## THE EXERCISE
Within the listing below, locate all lines containing the word "adjacent". Copy each one.

Data entries
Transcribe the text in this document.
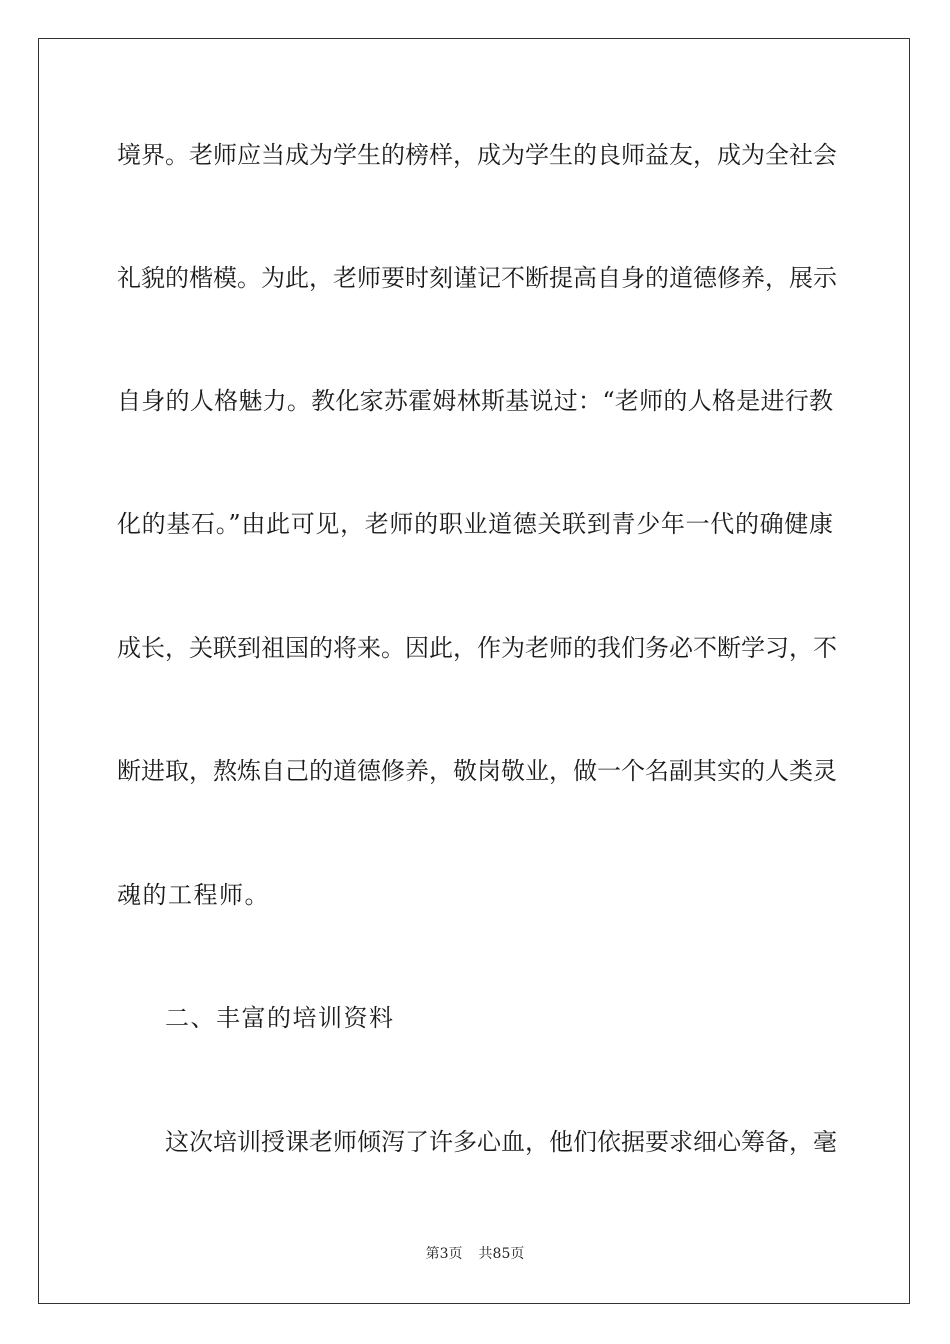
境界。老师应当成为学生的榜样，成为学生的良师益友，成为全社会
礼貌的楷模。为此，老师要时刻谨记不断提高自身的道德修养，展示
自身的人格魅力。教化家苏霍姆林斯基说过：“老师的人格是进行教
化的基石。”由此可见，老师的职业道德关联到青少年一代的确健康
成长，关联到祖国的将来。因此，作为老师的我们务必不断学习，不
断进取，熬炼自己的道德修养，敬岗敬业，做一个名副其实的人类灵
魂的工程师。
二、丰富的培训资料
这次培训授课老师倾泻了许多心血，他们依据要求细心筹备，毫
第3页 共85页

---

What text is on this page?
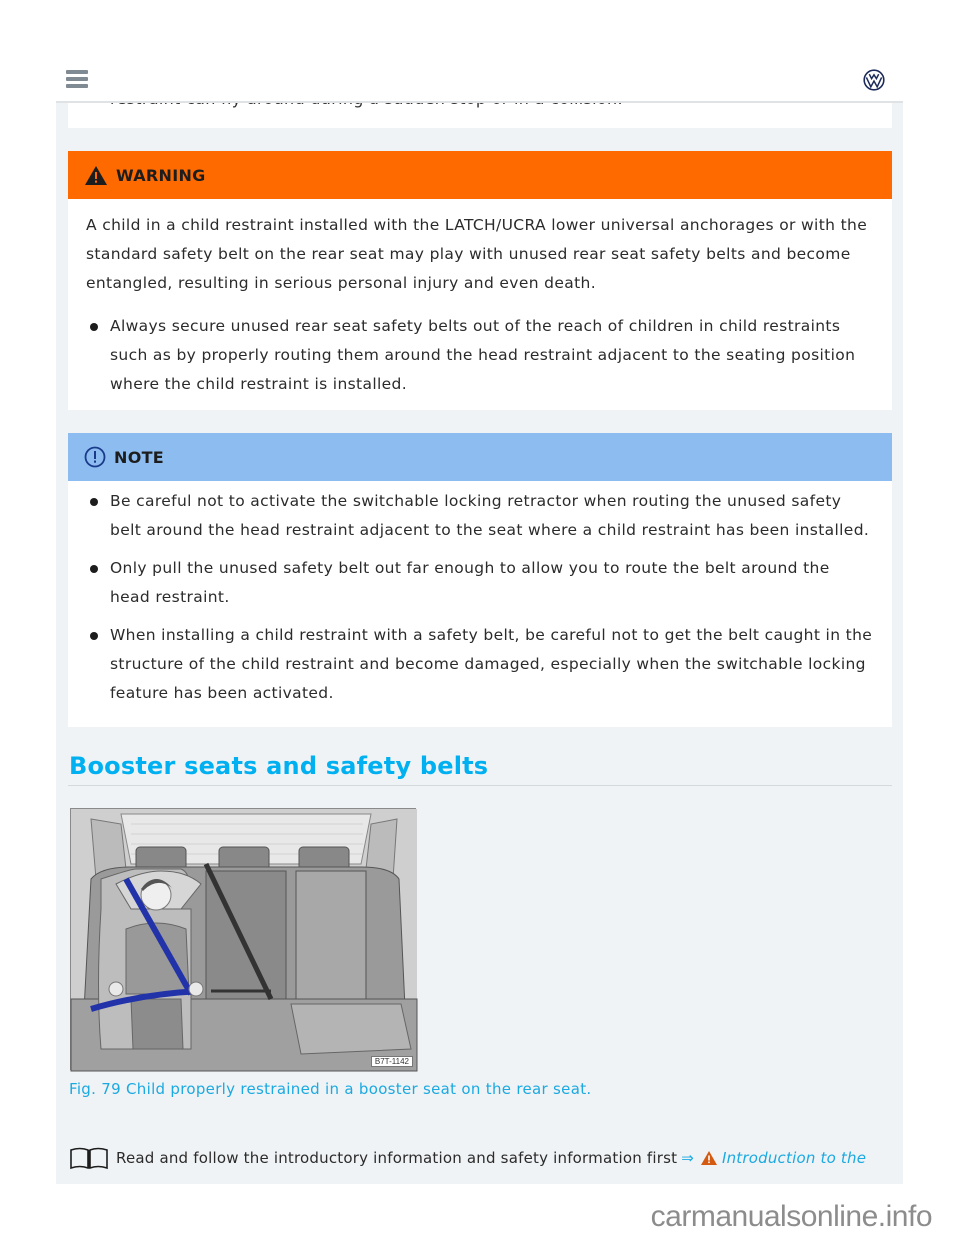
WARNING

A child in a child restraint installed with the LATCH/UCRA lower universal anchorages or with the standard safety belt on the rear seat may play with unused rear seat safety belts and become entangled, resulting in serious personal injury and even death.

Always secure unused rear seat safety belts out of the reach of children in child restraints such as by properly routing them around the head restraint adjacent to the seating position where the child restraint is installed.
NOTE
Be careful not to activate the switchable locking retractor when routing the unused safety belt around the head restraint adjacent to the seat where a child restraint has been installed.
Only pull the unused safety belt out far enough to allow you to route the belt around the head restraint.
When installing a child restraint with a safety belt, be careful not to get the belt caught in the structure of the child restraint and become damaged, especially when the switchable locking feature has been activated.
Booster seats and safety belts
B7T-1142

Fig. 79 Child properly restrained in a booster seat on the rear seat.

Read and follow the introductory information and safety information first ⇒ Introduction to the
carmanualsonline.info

## FINISHED ANSWER
Always secure unused rear seat safety belts out of the reach of children in child restraints such as by properly routing them around the head restraint adjacent to the seating position where the child restraint is installed.
Be careful not to activate the switchable locking retractor when routing the unused safety belt around the head restraint adjacent to the seat where a child restraint has been installed.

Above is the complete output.